(WHAT IS REQUIRED) Output each entry that follows exactly. Images stay out.
___ THE RECORDS ___
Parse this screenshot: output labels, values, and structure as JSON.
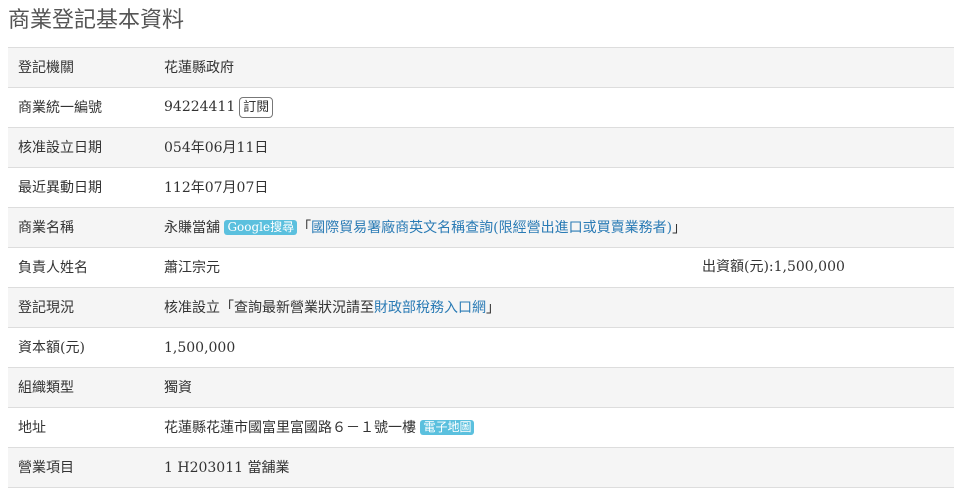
{
  "page": {
    "title": "商業登記基本資料"
  },
  "rows": {
    "authority": {
      "label": "登記機關",
      "value": "花蓮縣政府"
    },
    "ubn": {
      "label": "商業統一編號",
      "value": "94224411",
      "subscribe_label": "訂閱"
    },
    "approve_date": {
      "label": "核准設立日期",
      "value": "054年06月11日"
    },
    "change_date": {
      "label": "最近異動日期",
      "value": "112年07月07日"
    },
    "name": {
      "label": "商業名稱",
      "value": "永賺當舖",
      "google_label": "Google搜尋",
      "bracket_open": "「",
      "trade_link": "國際貿易署廠商英文名稱查詢(限經營出進口或買賣業務者)",
      "bracket_close": "」"
    },
    "owner": {
      "label": "負責人姓名",
      "value": "蕭江宗元",
      "contribution": "出資額(元):1,500,000"
    },
    "status": {
      "label": "登記現況",
      "value": "核准設立",
      "prefix": "「查詢最新營業狀況請至",
      "tax_link": "財政部稅務入口網",
      "suffix": "」"
    },
    "capital": {
      "label": "資本額(元)",
      "value": "1,500,000"
    },
    "org_type": {
      "label": "組織類型",
      "value": "獨資"
    },
    "address": {
      "label": "地址",
      "value": "花蓮縣花蓮市國富里富國路６－１號一樓",
      "map_label": "電子地圖"
    },
    "business": {
      "label": "營業項目",
      "value": "1 H203011 當舖業"
    }
  }
}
___
(WRITTEN SOLUTION)
Parse this screenshot: output labels, values, and structure as JSON.
{
  "page": {
    "title": "商業登記基本資料"
  },
  "rows": {
    "authority": {
      "label": "登記機關",
      "value": "花蓮縣政府"
    },
    "ubn": {
      "label": "商業統一編號",
      "value": "94224411",
      "subscribe_label": "訂閱"
    },
    "approve_date": {
      "label": "核准設立日期",
      "value": "054年06月11日"
    },
    "change_date": {
      "label": "最近異動日期",
      "value": "112年07月07日"
    },
    "name": {
      "label": "商業名稱",
      "value": "永賺當舖",
      "google_label": "Google搜尋",
      "bracket_open": "「",
      "trade_link": "國際貿易署廠商英文名稱查詢(限經營出進口或買賣業務者)",
      "bracket_close": "」"
    },
    "owner": {
      "label": "負責人姓名",
      "value": "蕭江宗元",
      "contribution": "出資額(元):1,500,000"
    },
    "status": {
      "label": "登記現況",
      "value": "核准設立",
      "prefix": "「查詢最新營業狀況請至",
      "tax_link": "財政部稅務入口網",
      "suffix": "」"
    },
    "capital": {
      "label": "資本額(元)",
      "value": "1,500,000"
    },
    "org_type": {
      "label": "組織類型",
      "value": "獨資"
    },
    "address": {
      "label": "地址",
      "value": "花蓮縣花蓮市國富里富國路６－１號一樓",
      "map_label": "電子地圖"
    },
    "business": {
      "label": "營業項目",
      "value": "1 H203011 當舖業"
    }
  }
}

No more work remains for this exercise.